◆ **Problem statement**:
In this exercise, return the whole listing exactly, excluding any images.
>>>
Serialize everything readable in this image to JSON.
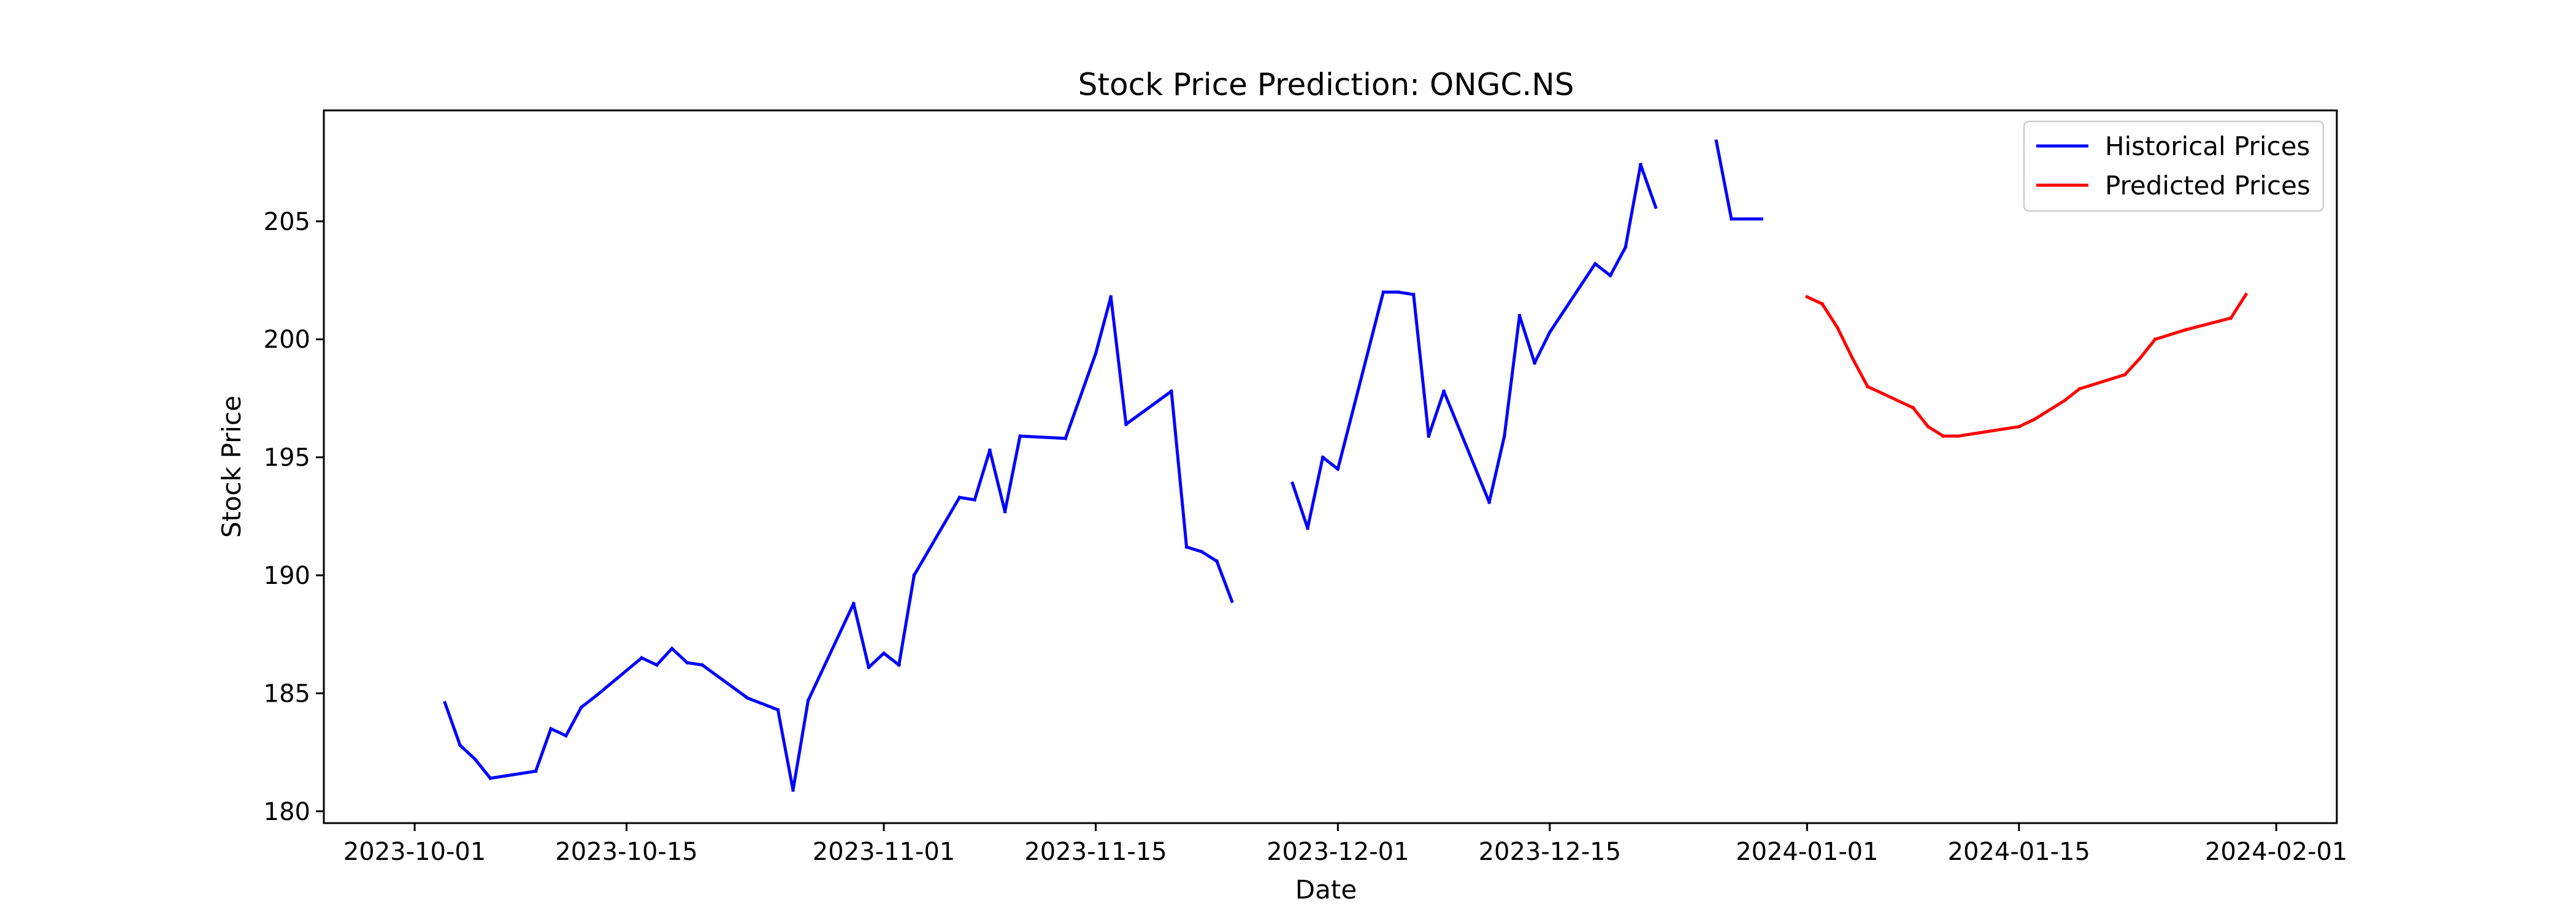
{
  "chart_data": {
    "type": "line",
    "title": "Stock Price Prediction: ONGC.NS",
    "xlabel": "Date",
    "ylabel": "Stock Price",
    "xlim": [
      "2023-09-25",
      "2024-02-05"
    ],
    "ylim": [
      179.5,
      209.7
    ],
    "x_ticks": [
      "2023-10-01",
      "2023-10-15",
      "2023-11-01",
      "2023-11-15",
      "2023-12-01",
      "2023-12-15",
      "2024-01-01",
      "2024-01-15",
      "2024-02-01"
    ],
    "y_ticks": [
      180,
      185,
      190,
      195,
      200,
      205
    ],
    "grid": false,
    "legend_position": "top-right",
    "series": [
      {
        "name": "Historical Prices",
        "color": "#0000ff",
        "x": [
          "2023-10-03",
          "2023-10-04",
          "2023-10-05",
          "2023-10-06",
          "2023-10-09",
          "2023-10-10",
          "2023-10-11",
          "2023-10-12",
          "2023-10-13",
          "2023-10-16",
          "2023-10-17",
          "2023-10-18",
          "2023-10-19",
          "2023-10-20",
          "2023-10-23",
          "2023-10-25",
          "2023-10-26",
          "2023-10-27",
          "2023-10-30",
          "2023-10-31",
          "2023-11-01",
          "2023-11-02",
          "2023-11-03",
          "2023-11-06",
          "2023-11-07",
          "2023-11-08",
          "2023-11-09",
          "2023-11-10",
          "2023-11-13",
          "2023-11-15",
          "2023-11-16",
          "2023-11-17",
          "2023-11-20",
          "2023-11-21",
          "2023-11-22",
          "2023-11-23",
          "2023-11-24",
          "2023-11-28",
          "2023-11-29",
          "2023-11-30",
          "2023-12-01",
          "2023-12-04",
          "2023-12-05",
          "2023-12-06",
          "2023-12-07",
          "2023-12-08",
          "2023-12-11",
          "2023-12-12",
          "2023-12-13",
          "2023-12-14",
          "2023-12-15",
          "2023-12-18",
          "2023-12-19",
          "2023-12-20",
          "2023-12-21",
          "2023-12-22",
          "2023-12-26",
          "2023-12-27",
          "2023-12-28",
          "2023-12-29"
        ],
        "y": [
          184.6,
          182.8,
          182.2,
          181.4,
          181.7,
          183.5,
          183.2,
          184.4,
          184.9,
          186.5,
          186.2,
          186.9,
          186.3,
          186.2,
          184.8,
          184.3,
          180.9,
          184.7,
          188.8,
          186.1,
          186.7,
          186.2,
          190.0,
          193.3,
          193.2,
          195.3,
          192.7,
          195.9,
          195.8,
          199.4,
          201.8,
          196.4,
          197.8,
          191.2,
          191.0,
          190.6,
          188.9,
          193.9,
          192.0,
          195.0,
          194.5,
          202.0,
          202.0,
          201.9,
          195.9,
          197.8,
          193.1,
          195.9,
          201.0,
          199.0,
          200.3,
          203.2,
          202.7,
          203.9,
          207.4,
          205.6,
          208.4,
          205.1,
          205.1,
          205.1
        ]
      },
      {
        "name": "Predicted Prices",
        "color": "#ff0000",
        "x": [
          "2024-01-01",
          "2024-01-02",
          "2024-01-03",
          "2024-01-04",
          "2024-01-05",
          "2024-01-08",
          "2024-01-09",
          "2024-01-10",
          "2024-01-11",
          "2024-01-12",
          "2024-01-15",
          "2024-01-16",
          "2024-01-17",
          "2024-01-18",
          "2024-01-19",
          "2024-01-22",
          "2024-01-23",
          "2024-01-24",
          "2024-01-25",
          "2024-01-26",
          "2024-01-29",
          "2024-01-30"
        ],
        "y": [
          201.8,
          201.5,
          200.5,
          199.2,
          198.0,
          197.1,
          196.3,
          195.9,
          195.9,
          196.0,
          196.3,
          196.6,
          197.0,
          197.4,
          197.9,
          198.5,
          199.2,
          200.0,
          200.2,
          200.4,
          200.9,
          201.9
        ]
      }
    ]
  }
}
<<<
◆ **Exercise answer**:
Serialize everything readable in this image to JSON.
{
  "chart_data": {
    "type": "line",
    "title": "Stock Price Prediction: ONGC.NS",
    "xlabel": "Date",
    "ylabel": "Stock Price",
    "xlim": [
      "2023-09-25",
      "2024-02-05"
    ],
    "ylim": [
      179.5,
      209.7
    ],
    "x_ticks": [
      "2023-10-01",
      "2023-10-15",
      "2023-11-01",
      "2023-11-15",
      "2023-12-01",
      "2023-12-15",
      "2024-01-01",
      "2024-01-15",
      "2024-02-01"
    ],
    "y_ticks": [
      180,
      185,
      190,
      195,
      200,
      205
    ],
    "grid": false,
    "legend_position": "top-right",
    "series": [
      {
        "name": "Historical Prices",
        "color": "#0000ff",
        "x": [
          "2023-10-03",
          "2023-10-04",
          "2023-10-05",
          "2023-10-06",
          "2023-10-09",
          "2023-10-10",
          "2023-10-11",
          "2023-10-12",
          "2023-10-13",
          "2023-10-16",
          "2023-10-17",
          "2023-10-18",
          "2023-10-19",
          "2023-10-20",
          "2023-10-23",
          "2023-10-25",
          "2023-10-26",
          "2023-10-27",
          "2023-10-30",
          "2023-10-31",
          "2023-11-01",
          "2023-11-02",
          "2023-11-03",
          "2023-11-06",
          "2023-11-07",
          "2023-11-08",
          "2023-11-09",
          "2023-11-10",
          "2023-11-13",
          "2023-11-15",
          "2023-11-16",
          "2023-11-17",
          "2023-11-20",
          "2023-11-21",
          "2023-11-22",
          "2023-11-23",
          "2023-11-24",
          "2023-11-28",
          "2023-11-29",
          "2023-11-30",
          "2023-12-01",
          "2023-12-04",
          "2023-12-05",
          "2023-12-06",
          "2023-12-07",
          "2023-12-08",
          "2023-12-11",
          "2023-12-12",
          "2023-12-13",
          "2023-12-14",
          "2023-12-15",
          "2023-12-18",
          "2023-12-19",
          "2023-12-20",
          "2023-12-21",
          "2023-12-22",
          "2023-12-26",
          "2023-12-27",
          "2023-12-28",
          "2023-12-29"
        ],
        "y": [
          184.6,
          182.8,
          182.2,
          181.4,
          181.7,
          183.5,
          183.2,
          184.4,
          184.9,
          186.5,
          186.2,
          186.9,
          186.3,
          186.2,
          184.8,
          184.3,
          180.9,
          184.7,
          188.8,
          186.1,
          186.7,
          186.2,
          190.0,
          193.3,
          193.2,
          195.3,
          192.7,
          195.9,
          195.8,
          199.4,
          201.8,
          196.4,
          197.8,
          191.2,
          191.0,
          190.6,
          188.9,
          193.9,
          192.0,
          195.0,
          194.5,
          202.0,
          202.0,
          201.9,
          195.9,
          197.8,
          193.1,
          195.9,
          201.0,
          199.0,
          200.3,
          203.2,
          202.7,
          203.9,
          207.4,
          205.6,
          208.4,
          205.1,
          205.1,
          205.1
        ]
      },
      {
        "name": "Predicted Prices",
        "color": "#ff0000",
        "x": [
          "2024-01-01",
          "2024-01-02",
          "2024-01-03",
          "2024-01-04",
          "2024-01-05",
          "2024-01-08",
          "2024-01-09",
          "2024-01-10",
          "2024-01-11",
          "2024-01-12",
          "2024-01-15",
          "2024-01-16",
          "2024-01-17",
          "2024-01-18",
          "2024-01-19",
          "2024-01-22",
          "2024-01-23",
          "2024-01-24",
          "2024-01-25",
          "2024-01-26",
          "2024-01-29",
          "2024-01-30"
        ],
        "y": [
          201.8,
          201.5,
          200.5,
          199.2,
          198.0,
          197.1,
          196.3,
          195.9,
          195.9,
          196.0,
          196.3,
          196.6,
          197.0,
          197.4,
          197.9,
          198.5,
          199.2,
          200.0,
          200.2,
          200.4,
          200.9,
          201.9
        ]
      }
    ]
  }
}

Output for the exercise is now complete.